**Source records:**
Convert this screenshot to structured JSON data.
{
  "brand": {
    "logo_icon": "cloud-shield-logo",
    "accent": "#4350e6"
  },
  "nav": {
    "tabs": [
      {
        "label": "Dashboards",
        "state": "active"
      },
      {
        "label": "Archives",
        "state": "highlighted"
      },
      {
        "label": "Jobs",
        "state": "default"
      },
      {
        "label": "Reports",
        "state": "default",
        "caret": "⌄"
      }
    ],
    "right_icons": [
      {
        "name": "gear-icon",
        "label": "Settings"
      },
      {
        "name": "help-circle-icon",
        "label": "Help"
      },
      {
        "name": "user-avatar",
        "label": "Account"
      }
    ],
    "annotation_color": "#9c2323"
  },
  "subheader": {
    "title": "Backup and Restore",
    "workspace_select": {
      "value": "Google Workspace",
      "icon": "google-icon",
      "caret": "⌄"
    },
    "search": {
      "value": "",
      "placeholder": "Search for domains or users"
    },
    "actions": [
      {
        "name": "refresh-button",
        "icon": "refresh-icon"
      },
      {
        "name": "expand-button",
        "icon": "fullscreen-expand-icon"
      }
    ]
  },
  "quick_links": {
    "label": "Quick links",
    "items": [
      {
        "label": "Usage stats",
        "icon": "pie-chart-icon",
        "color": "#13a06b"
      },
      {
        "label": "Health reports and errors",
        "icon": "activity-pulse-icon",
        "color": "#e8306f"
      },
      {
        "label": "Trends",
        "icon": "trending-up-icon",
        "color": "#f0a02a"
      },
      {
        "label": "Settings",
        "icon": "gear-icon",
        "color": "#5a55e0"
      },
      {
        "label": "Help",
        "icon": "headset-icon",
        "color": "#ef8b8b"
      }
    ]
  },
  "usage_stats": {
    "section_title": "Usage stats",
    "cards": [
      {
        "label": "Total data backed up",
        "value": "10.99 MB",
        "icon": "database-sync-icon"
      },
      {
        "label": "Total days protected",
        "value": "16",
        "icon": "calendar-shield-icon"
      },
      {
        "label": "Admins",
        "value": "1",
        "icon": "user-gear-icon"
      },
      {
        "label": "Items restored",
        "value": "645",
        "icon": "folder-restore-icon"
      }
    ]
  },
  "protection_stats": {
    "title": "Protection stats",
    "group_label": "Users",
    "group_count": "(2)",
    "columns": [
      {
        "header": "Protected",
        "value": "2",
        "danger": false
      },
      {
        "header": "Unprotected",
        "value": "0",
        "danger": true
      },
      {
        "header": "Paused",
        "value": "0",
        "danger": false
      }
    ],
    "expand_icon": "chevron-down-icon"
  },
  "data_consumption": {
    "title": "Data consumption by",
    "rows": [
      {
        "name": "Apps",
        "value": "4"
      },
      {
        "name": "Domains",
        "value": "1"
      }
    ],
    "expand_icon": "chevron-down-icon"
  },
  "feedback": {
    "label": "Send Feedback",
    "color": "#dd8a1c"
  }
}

**Prompt:** Above are some records. Print them all exactly.

**Solution:**
Convert this screenshot to structured JSON data.
{
  "brand": {
    "logo_icon": "cloud-shield-logo",
    "accent": "#4350e6"
  },
  "nav": {
    "tabs": [
      {
        "label": "Dashboards",
        "state": "active"
      },
      {
        "label": "Archives",
        "state": "highlighted"
      },
      {
        "label": "Jobs",
        "state": "default"
      },
      {
        "label": "Reports",
        "state": "default",
        "caret": "⌄"
      }
    ],
    "right_icons": [
      {
        "name": "gear-icon",
        "label": "Settings"
      },
      {
        "name": "help-circle-icon",
        "label": "Help"
      },
      {
        "name": "user-avatar",
        "label": "Account"
      }
    ],
    "annotation_color": "#9c2323"
  },
  "subheader": {
    "title": "Backup and Restore",
    "workspace_select": {
      "value": "Google Workspace",
      "icon": "google-icon",
      "caret": "⌄"
    },
    "search": {
      "value": "",
      "placeholder": "Search for domains or users"
    },
    "actions": [
      {
        "name": "refresh-button",
        "icon": "refresh-icon"
      },
      {
        "name": "expand-button",
        "icon": "fullscreen-expand-icon"
      }
    ]
  },
  "quick_links": {
    "label": "Quick links",
    "items": [
      {
        "label": "Usage stats",
        "icon": "pie-chart-icon",
        "color": "#13a06b"
      },
      {
        "label": "Health reports and errors",
        "icon": "activity-pulse-icon",
        "color": "#e8306f"
      },
      {
        "label": "Trends",
        "icon": "trending-up-icon",
        "color": "#f0a02a"
      },
      {
        "label": "Settings",
        "icon": "gear-icon",
        "color": "#5a55e0"
      },
      {
        "label": "Help",
        "icon": "headset-icon",
        "color": "#ef8b8b"
      }
    ]
  },
  "usage_stats": {
    "section_title": "Usage stats",
    "cards": [
      {
        "label": "Total data backed up",
        "value": "10.99 MB",
        "icon": "database-sync-icon"
      },
      {
        "label": "Total days protected",
        "value": "16",
        "icon": "calendar-shield-icon"
      },
      {
        "label": "Admins",
        "value": "1",
        "icon": "user-gear-icon"
      },
      {
        "label": "Items restored",
        "value": "645",
        "icon": "folder-restore-icon"
      }
    ]
  },
  "protection_stats": {
    "title": "Protection stats",
    "group_label": "Users",
    "group_count": "(2)",
    "columns": [
      {
        "header": "Protected",
        "value": "2",
        "danger": false
      },
      {
        "header": "Unprotected",
        "value": "0",
        "danger": true
      },
      {
        "header": "Paused",
        "value": "0",
        "danger": false
      }
    ],
    "expand_icon": "chevron-down-icon"
  },
  "data_consumption": {
    "title": "Data consumption by",
    "rows": [
      {
        "name": "Apps",
        "value": "4"
      },
      {
        "name": "Domains",
        "value": "1"
      }
    ],
    "expand_icon": "chevron-down-icon"
  },
  "feedback": {
    "label": "Send Feedback",
    "color": "#dd8a1c"
  }
}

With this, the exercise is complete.